***** Records to process

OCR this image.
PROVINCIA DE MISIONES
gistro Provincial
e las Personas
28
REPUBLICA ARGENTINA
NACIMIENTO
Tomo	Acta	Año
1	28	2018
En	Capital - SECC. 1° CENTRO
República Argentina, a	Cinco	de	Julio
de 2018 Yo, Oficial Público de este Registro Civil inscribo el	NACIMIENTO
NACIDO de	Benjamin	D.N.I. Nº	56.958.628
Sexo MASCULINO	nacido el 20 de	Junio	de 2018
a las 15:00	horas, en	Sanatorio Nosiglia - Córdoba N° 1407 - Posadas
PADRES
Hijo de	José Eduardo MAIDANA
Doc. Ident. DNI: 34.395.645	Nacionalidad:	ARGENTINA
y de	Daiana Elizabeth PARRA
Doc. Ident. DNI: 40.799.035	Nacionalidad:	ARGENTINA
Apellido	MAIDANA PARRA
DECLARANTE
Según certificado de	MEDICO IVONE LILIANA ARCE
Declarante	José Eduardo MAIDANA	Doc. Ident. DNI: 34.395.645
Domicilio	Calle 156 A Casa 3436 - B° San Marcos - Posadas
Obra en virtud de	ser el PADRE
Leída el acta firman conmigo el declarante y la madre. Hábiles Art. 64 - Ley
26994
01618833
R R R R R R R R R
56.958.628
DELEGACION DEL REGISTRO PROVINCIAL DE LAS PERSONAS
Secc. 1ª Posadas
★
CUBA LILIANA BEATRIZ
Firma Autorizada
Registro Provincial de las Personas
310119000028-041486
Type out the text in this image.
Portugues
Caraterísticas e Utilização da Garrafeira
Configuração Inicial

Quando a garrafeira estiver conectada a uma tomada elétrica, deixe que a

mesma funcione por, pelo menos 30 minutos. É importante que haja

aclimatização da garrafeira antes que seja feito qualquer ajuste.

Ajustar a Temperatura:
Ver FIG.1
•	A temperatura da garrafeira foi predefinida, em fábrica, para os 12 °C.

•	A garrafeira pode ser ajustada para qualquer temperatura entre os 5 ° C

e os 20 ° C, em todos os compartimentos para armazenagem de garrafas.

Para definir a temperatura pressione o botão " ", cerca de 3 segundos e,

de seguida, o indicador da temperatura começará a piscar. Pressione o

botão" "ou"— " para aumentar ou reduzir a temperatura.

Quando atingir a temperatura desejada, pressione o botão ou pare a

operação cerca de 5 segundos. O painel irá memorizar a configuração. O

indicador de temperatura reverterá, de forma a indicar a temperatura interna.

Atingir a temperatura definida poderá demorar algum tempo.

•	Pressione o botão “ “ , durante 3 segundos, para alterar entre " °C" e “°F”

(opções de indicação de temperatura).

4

**********

> [Aim of the exercise]:
Please quote the data above in full, with no line missing.

> [Written reply]:
OCR this image.
PROVINCIA DE MISIONES
gistro Provincial
e las Personas
28
REPUBLICA ARGENTINA
NACIMIENTO
Tomo	Acta	Año
1	28	2018
En	Capital - SECC. 1° CENTRO
República Argentina, a	Cinco	de	Julio
de 2018 Yo, Oficial Público de este Registro Civil inscribo el	NACIMIENTO
NACIDO de	Benjamin	D.N.I. Nº	56.958.628
Sexo MASCULINO	nacido el 20 de	Junio	de 2018
a las 15:00	horas, en	Sanatorio Nosiglia - Córdoba N° 1407 - Posadas
PADRES
Hijo de	José Eduardo MAIDANA
Doc. Ident. DNI: 34.395.645	Nacionalidad:	ARGENTINA
y de	Daiana Elizabeth PARRA
Doc. Ident. DNI: 40.799.035	Nacionalidad:	ARGENTINA
Apellido	MAIDANA PARRA
DECLARANTE
Según certificado de	MEDICO IVONE LILIANA ARCE
Declarante	José Eduardo MAIDANA	Doc. Ident. DNI: 34.395.645
Domicilio	Calle 156 A Casa 3436 - B° San Marcos - Posadas
Obra en virtud de	ser el PADRE
Leída el acta firman conmigo el declarante y la madre. Hábiles Art. 64 - Ley
26994
01618833
R R R R R R R R R
56.958.628
DELEGACION DEL REGISTRO PROVINCIAL DE LAS PERSONAS
Secc. 1ª Posadas
★
CUBA LILIANA BEATRIZ
Firma Autorizada
Registro Provincial de las Personas
310119000028-041486
Type out the text in this image.
Portugues
Caraterísticas e Utilização da Garrafeira
Configuração Inicial

Quando a garrafeira estiver conectada a uma tomada elétrica, deixe que a

mesma funcione por, pelo menos 30 minutos. É importante que haja

aclimatização da garrafeira antes que seja feito qualquer ajuste.

Ajustar a Temperatura:
Ver FIG.1
•	A temperatura da garrafeira foi predefinida, em fábrica, para os 12 °C.

•	A garrafeira pode ser ajustada para qualquer temperatura entre os 5 ° C

e os 20 ° C, em todos os compartimentos para armazenagem de garrafas.

Para definir a temperatura pressione o botão " ", cerca de 3 segundos e,

de seguida, o indicador da temperatura começará a piscar. Pressione o

botão" "ou"— " para aumentar ou reduzir a temperatura.

Quando atingir a temperatura desejada, pressione o botão ou pare a

operação cerca de 5 segundos. O painel irá memorizar a configuração. O

indicador de temperatura reverterá, de forma a indicar a temperatura interna.

Atingir a temperatura definida poderá demorar algum tempo.

•	Pressione o botão “ “ , durante 3 segundos, para alterar entre " °C" e “°F”

(opções de indicação de temperatura).

4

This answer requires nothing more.